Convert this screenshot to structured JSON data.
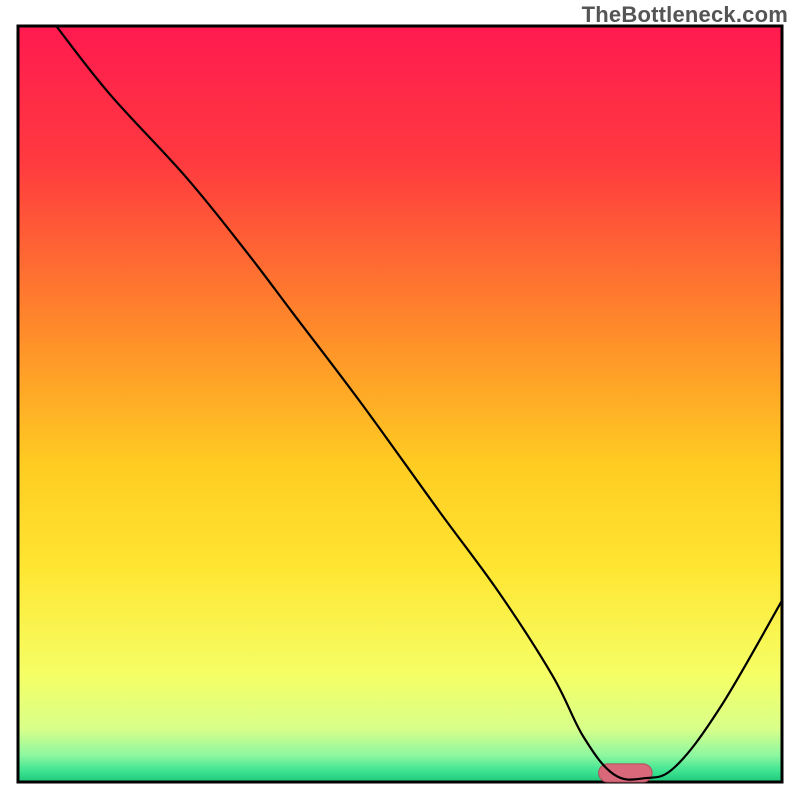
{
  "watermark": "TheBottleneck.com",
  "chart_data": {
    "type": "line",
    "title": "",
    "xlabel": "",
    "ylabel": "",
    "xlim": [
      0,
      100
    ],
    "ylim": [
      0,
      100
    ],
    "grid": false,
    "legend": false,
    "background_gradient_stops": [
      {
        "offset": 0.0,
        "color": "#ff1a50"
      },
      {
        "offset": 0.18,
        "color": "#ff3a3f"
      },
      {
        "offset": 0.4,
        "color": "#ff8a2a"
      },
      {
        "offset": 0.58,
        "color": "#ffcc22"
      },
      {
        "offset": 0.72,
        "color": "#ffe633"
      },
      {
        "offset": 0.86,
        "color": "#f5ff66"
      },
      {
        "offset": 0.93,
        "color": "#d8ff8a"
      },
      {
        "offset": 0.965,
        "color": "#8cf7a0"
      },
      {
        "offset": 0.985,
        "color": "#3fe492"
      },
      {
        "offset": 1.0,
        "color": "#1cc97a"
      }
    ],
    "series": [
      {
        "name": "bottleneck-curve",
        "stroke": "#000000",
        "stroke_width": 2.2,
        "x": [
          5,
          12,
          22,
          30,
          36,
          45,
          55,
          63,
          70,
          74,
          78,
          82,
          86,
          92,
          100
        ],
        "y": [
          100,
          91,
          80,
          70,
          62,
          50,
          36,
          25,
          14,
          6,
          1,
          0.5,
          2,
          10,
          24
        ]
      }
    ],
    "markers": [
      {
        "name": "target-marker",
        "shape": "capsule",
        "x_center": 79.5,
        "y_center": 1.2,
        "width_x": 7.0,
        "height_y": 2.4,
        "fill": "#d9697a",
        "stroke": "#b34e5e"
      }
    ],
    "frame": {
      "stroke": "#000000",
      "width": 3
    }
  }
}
+===+
Task instructions: Output all of the records exactly as they appear above, but not the pictures.

Result of the exercise:
Convert this screenshot to structured JSON data.
{
  "watermark": "TheBottleneck.com",
  "chart_data": {
    "type": "line",
    "title": "",
    "xlabel": "",
    "ylabel": "",
    "xlim": [
      0,
      100
    ],
    "ylim": [
      0,
      100
    ],
    "grid": false,
    "legend": false,
    "background_gradient_stops": [
      {
        "offset": 0.0,
        "color": "#ff1a50"
      },
      {
        "offset": 0.18,
        "color": "#ff3a3f"
      },
      {
        "offset": 0.4,
        "color": "#ff8a2a"
      },
      {
        "offset": 0.58,
        "color": "#ffcc22"
      },
      {
        "offset": 0.72,
        "color": "#ffe633"
      },
      {
        "offset": 0.86,
        "color": "#f5ff66"
      },
      {
        "offset": 0.93,
        "color": "#d8ff8a"
      },
      {
        "offset": 0.965,
        "color": "#8cf7a0"
      },
      {
        "offset": 0.985,
        "color": "#3fe492"
      },
      {
        "offset": 1.0,
        "color": "#1cc97a"
      }
    ],
    "series": [
      {
        "name": "bottleneck-curve",
        "stroke": "#000000",
        "stroke_width": 2.2,
        "x": [
          5,
          12,
          22,
          30,
          36,
          45,
          55,
          63,
          70,
          74,
          78,
          82,
          86,
          92,
          100
        ],
        "y": [
          100,
          91,
          80,
          70,
          62,
          50,
          36,
          25,
          14,
          6,
          1,
          0.5,
          2,
          10,
          24
        ]
      }
    ],
    "markers": [
      {
        "name": "target-marker",
        "shape": "capsule",
        "x_center": 79.5,
        "y_center": 1.2,
        "width_x": 7.0,
        "height_y": 2.4,
        "fill": "#d9697a",
        "stroke": "#b34e5e"
      }
    ],
    "frame": {
      "stroke": "#000000",
      "width": 3
    }
  }
}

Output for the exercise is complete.